» TASK PROMPT
Will you output all of the data below exactly, omitting the images?
-- Start of EXTRACTED ENTRIES --
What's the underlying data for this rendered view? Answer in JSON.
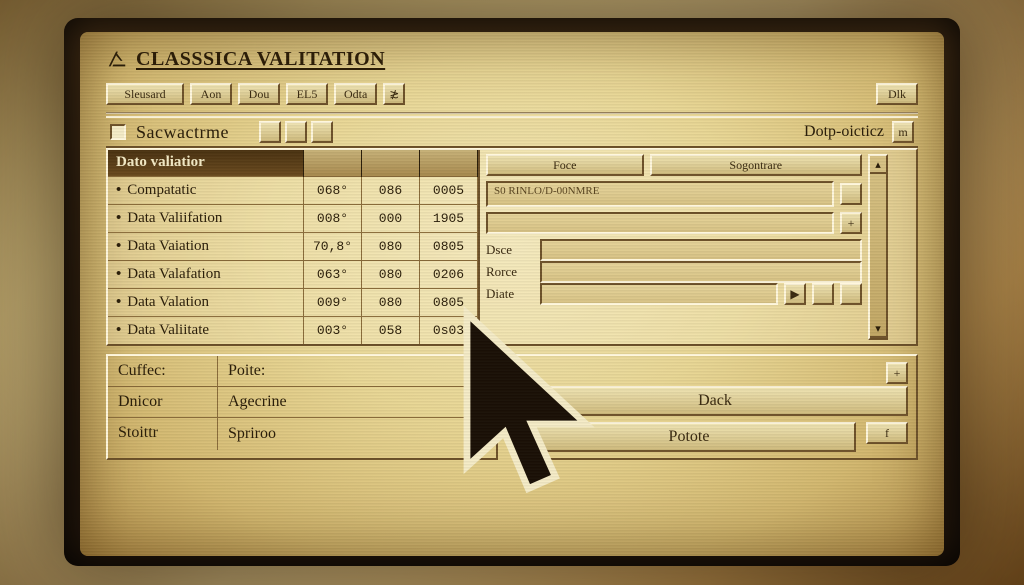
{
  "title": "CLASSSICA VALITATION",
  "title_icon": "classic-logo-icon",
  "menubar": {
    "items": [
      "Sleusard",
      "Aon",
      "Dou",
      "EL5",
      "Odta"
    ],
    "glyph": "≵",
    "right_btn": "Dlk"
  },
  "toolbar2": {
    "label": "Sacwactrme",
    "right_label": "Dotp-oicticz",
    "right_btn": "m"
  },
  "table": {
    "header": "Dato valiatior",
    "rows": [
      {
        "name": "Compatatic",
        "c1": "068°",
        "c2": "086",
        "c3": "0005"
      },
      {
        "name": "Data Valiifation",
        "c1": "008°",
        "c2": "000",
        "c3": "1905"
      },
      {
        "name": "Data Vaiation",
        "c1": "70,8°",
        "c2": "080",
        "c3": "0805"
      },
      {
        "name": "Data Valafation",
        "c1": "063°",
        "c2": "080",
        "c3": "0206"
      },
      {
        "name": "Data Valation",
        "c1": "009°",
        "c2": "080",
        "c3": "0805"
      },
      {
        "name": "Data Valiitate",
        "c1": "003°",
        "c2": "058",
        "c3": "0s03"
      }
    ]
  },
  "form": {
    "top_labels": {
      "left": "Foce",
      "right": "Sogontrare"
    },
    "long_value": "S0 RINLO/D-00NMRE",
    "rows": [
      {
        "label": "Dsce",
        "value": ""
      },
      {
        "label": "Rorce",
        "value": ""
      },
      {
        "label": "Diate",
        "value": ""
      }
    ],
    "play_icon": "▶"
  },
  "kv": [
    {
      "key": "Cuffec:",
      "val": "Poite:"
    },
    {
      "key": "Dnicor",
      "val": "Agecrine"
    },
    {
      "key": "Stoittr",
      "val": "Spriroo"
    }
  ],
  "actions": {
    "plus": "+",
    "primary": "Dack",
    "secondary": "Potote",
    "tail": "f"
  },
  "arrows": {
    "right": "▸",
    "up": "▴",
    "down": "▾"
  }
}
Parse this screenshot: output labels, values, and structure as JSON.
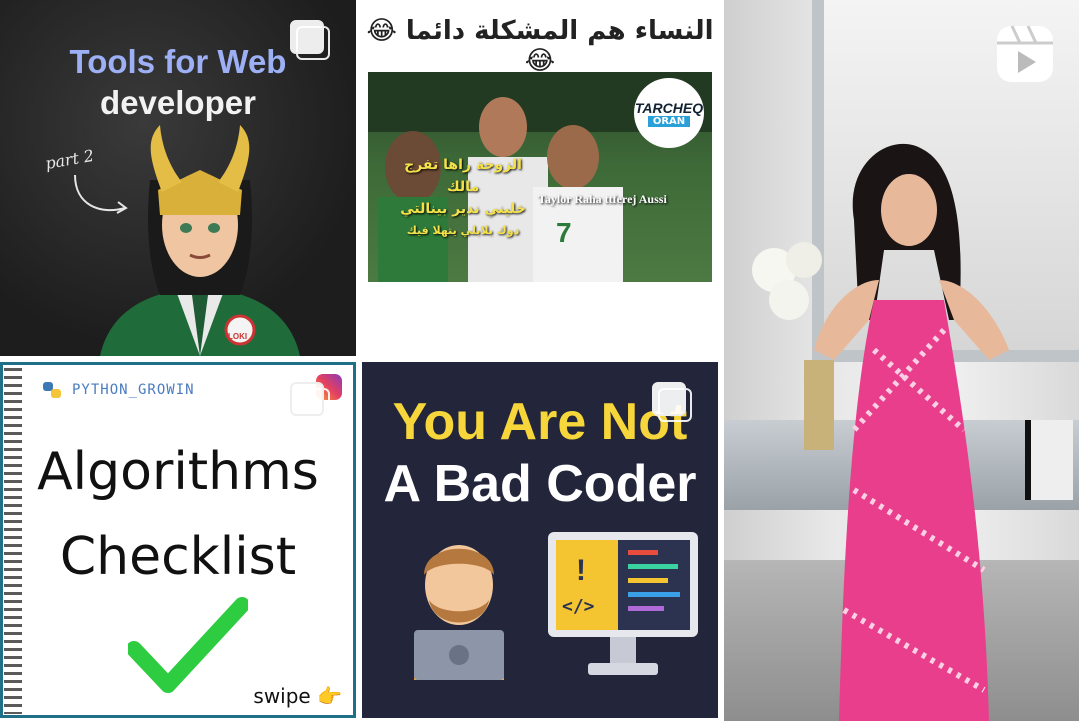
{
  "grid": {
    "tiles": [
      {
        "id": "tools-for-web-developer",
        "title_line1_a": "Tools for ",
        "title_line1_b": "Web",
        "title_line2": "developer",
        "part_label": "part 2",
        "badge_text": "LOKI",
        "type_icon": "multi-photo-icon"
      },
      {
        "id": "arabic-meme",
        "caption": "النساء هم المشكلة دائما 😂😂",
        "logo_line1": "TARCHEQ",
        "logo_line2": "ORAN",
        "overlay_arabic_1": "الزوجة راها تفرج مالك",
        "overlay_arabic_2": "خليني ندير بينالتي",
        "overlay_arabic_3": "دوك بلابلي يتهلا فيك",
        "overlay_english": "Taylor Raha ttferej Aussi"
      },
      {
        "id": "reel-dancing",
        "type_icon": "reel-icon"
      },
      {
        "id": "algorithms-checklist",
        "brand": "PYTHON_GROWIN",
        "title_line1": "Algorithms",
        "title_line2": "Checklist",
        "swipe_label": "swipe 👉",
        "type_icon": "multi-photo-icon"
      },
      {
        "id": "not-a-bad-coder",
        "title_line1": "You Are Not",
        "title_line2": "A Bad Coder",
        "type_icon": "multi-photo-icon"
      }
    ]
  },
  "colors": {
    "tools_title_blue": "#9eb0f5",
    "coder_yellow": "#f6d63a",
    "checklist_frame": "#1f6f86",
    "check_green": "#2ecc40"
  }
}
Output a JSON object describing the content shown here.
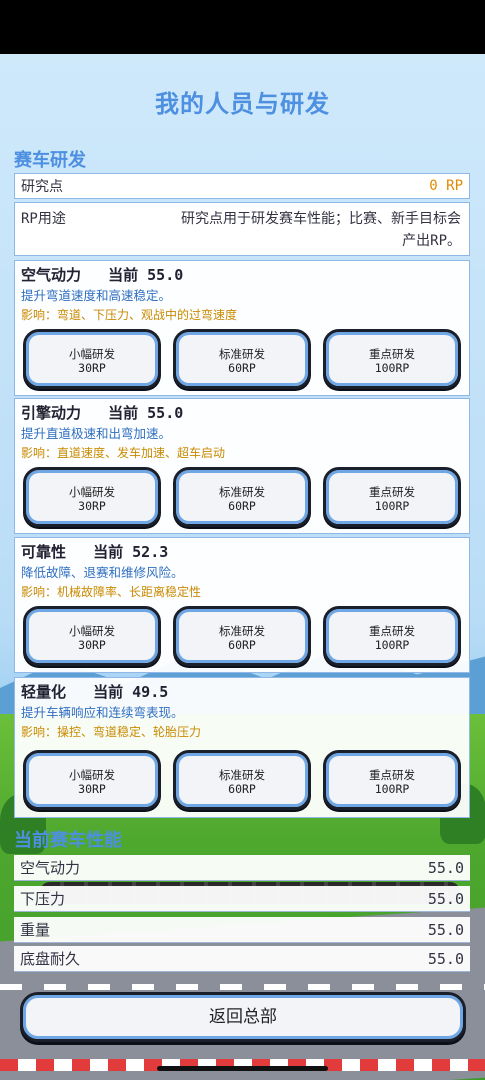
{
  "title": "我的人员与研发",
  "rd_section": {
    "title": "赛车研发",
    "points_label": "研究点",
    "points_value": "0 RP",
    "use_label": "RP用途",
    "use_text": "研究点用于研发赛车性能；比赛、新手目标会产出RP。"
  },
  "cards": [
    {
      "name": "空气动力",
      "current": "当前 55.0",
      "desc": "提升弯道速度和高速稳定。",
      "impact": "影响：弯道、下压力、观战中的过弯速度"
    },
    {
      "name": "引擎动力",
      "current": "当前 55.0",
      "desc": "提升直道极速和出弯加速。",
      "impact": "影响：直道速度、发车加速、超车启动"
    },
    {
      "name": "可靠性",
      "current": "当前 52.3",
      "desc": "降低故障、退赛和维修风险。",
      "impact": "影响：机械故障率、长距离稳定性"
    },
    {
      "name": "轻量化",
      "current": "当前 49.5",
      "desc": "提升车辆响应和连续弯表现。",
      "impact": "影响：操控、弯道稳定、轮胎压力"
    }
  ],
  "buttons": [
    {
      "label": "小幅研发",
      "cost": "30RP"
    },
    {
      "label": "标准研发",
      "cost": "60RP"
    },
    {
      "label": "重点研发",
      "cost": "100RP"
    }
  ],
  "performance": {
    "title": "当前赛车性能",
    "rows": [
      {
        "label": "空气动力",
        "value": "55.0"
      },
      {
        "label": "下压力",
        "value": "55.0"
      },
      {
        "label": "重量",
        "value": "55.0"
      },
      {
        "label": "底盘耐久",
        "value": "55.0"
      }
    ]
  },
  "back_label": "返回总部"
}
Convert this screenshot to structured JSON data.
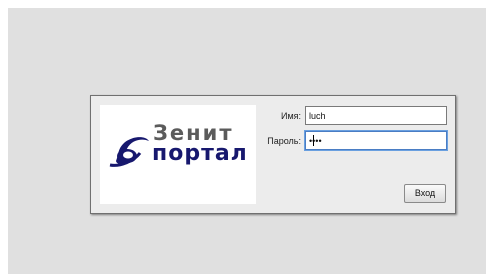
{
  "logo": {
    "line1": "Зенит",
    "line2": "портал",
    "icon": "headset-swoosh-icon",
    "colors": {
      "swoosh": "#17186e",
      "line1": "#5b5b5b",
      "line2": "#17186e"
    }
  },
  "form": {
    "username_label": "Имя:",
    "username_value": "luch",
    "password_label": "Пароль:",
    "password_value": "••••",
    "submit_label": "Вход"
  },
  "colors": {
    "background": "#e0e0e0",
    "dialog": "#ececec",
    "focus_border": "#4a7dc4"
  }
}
-- End of EXTRACTED ENTRIES --
» EXERCISE RESPONSE
What's the underlying data for this rendered view? Answer in JSON.
{
  "title": "CLASSSICA VALITATION",
  "title_icon": "classic-logo-icon",
  "menubar": {
    "items": [
      "Sleusard",
      "Aon",
      "Dou",
      "EL5",
      "Odta"
    ],
    "glyph": "≵",
    "right_btn": "Dlk"
  },
  "toolbar2": {
    "label": "Sacwactrme",
    "right_label": "Dotp-oicticz",
    "right_btn": "m"
  },
  "table": {
    "header": "Dato valiatior",
    "rows": [
      {
        "name": "Compatatic",
        "c1": "068°",
        "c2": "086",
        "c3": "0005"
      },
      {
        "name": "Data Valiifation",
        "c1": "008°",
        "c2": "000",
        "c3": "1905"
      },
      {
        "name": "Data Vaiation",
        "c1": "70,8°",
        "c2": "080",
        "c3": "0805"
      },
      {
        "name": "Data Valafation",
        "c1": "063°",
        "c2": "080",
        "c3": "0206"
      },
      {
        "name": "Data Valation",
        "c1": "009°",
        "c2": "080",
        "c3": "0805"
      },
      {
        "name": "Data Valiitate",
        "c1": "003°",
        "c2": "058",
        "c3": "0s03"
      }
    ]
  },
  "form": {
    "top_labels": {
      "left": "Foce",
      "right": "Sogontrare"
    },
    "long_value": "S0 RINLO/D-00NMRE",
    "rows": [
      {
        "label": "Dsce",
        "value": ""
      },
      {
        "label": "Rorce",
        "value": ""
      },
      {
        "label": "Diate",
        "value": ""
      }
    ],
    "play_icon": "▶"
  },
  "kv": [
    {
      "key": "Cuffec:",
      "val": "Poite:"
    },
    {
      "key": "Dnicor",
      "val": "Agecrine"
    },
    {
      "key": "Stoittr",
      "val": "Spriroo"
    }
  ],
  "actions": {
    "plus": "+",
    "primary": "Dack",
    "secondary": "Potote",
    "tail": "f"
  },
  "arrows": {
    "right": "▸",
    "up": "▴",
    "down": "▾"
  }
}
Parse this screenshot: output labels, values, and structure as JSON.
{
  "grid": {
    "tiles": [
      {
        "id": "tools-for-web-developer",
        "title_line1_a": "Tools for ",
        "title_line1_b": "Web",
        "title_line2": "developer",
        "part_label": "part 2",
        "badge_text": "LOKI",
        "type_icon": "multi-photo-icon"
      },
      {
        "id": "arabic-meme",
        "caption": "النساء هم المشكلة دائما 😂😂",
        "logo_line1": "TARCHEQ",
        "logo_line2": "ORAN",
        "overlay_arabic_1": "الزوجة راها تفرج مالك",
        "overlay_arabic_2": "خليني ندير بينالتي",
        "overlay_arabic_3": "دوك بلابلي يتهلا فيك",
        "overlay_english": "Taylor Raha ttferej Aussi"
      },
      {
        "id": "reel-dancing",
        "type_icon": "reel-icon"
      },
      {
        "id": "algorithms-checklist",
        "brand": "PYTHON_GROWIN",
        "title_line1": "Algorithms",
        "title_line2": "Checklist",
        "swipe_label": "swipe 👉",
        "type_icon": "multi-photo-icon"
      },
      {
        "id": "not-a-bad-coder",
        "title_line1": "You Are Not",
        "title_line2": "A Bad Coder",
        "type_icon": "multi-photo-icon"
      }
    ]
  },
  "colors": {
    "tools_title_blue": "#9eb0f5",
    "coder_yellow": "#f6d63a",
    "checklist_frame": "#1f6f86",
    "check_green": "#2ecc40"
  }
}
Output a JSON object describing the content shown here.
{
  "title": "我的人员与研发",
  "rd_section": {
    "title": "赛车研发",
    "points_label": "研究点",
    "points_value": "0 RP",
    "use_label": "RP用途",
    "use_text": "研究点用于研发赛车性能；比赛、新手目标会产出RP。"
  },
  "cards": [
    {
      "name": "空气动力",
      "current": "当前 55.0",
      "desc": "提升弯道速度和高速稳定。",
      "impact": "影响：弯道、下压力、观战中的过弯速度"
    },
    {
      "name": "引擎动力",
      "current": "当前 55.0",
      "desc": "提升直道极速和出弯加速。",
      "impact": "影响：直道速度、发车加速、超车启动"
    },
    {
      "name": "可靠性",
      "current": "当前 52.3",
      "desc": "降低故障、退赛和维修风险。",
      "impact": "影响：机械故障率、长距离稳定性"
    },
    {
      "name": "轻量化",
      "current": "当前 49.5",
      "desc": "提升车辆响应和连续弯表现。",
      "impact": "影响：操控、弯道稳定、轮胎压力"
    }
  ],
  "buttons": [
    {
      "label": "小幅研发",
      "cost": "30RP"
    },
    {
      "label": "标准研发",
      "cost": "60RP"
    },
    {
      "label": "重点研发",
      "cost": "100RP"
    }
  ],
  "performance": {
    "title": "当前赛车性能",
    "rows": [
      {
        "label": "空气动力",
        "value": "55.0"
      },
      {
        "label": "下压力",
        "value": "55.0"
      },
      {
        "label": "重量",
        "value": "55.0"
      },
      {
        "label": "底盘耐久",
        "value": "55.0"
      }
    ]
  },
  "back_label": "返回总部"
}
Convert this screenshot to structured JSON data.
{
  "logo": {
    "line1": "Зенит",
    "line2": "портал",
    "icon": "headset-swoosh-icon",
    "colors": {
      "swoosh": "#17186e",
      "line1": "#5b5b5b",
      "line2": "#17186e"
    }
  },
  "form": {
    "username_label": "Имя:",
    "username_value": "luch",
    "password_label": "Пароль:",
    "password_value": "••••",
    "submit_label": "Вход"
  },
  "colors": {
    "background": "#e0e0e0",
    "dialog": "#ececec",
    "focus_border": "#4a7dc4"
  }
}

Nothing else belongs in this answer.